> _WHAT THE EXERCISE ASKS_:
Extract the lines that carry the string "color" from the listing.

> _SUPPLIED DATA_:
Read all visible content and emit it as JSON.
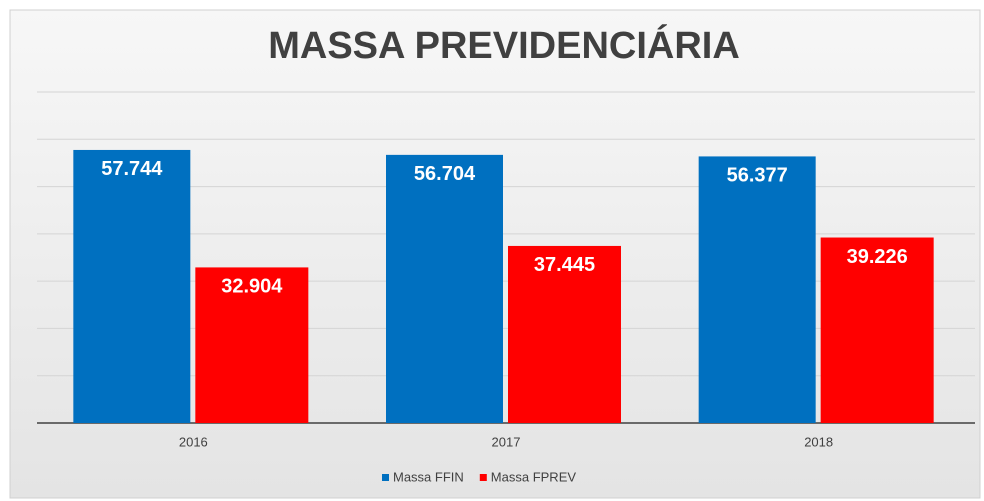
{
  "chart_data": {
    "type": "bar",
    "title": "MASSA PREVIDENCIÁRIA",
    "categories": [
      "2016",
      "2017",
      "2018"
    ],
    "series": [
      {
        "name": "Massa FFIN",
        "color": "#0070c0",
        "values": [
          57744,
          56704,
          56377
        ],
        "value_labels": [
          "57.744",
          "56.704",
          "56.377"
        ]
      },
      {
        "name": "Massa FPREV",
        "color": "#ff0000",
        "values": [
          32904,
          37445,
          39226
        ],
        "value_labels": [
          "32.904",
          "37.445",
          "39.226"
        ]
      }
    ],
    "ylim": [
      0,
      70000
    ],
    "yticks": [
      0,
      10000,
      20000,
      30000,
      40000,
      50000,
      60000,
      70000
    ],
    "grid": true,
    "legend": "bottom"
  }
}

==

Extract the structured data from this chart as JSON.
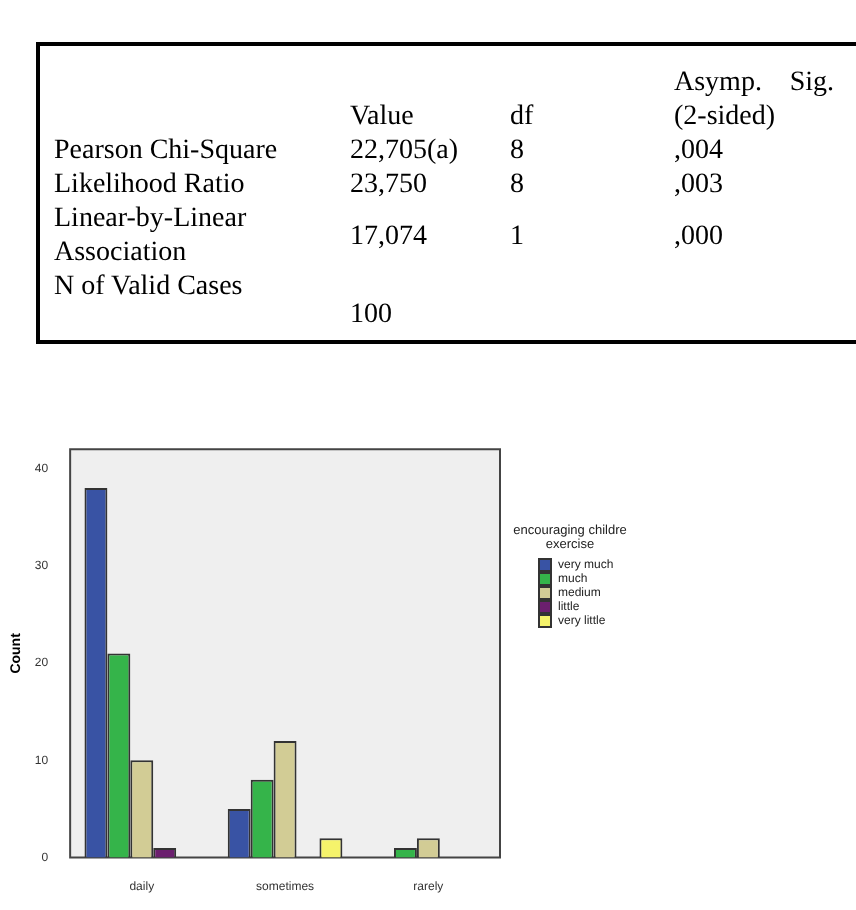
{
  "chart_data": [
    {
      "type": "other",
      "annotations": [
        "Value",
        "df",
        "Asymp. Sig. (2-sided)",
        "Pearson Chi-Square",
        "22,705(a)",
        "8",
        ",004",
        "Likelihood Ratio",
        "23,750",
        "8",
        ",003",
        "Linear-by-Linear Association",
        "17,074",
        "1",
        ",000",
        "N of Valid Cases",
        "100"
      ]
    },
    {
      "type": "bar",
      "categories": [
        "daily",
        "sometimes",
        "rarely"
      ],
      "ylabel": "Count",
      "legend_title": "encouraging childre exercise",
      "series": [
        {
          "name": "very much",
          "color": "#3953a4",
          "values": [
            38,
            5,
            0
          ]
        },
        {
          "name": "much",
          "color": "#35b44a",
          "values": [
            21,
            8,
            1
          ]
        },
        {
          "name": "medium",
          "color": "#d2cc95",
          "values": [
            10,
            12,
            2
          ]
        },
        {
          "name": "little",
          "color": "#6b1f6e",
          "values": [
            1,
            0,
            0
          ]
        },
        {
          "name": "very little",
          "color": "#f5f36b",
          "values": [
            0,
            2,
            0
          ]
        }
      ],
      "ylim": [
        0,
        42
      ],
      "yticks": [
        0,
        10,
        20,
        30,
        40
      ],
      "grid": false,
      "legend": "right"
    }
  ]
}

> _RESPONSE TO THIS TASK_:
        "color": "#0070c0",
        "color": "#ff0000",
          "color": "#3953a4",
          "color": "#35b44a",
          "color": "#d2cc95",
          "color": "#6b1f6e",
          "color": "#f5f36b",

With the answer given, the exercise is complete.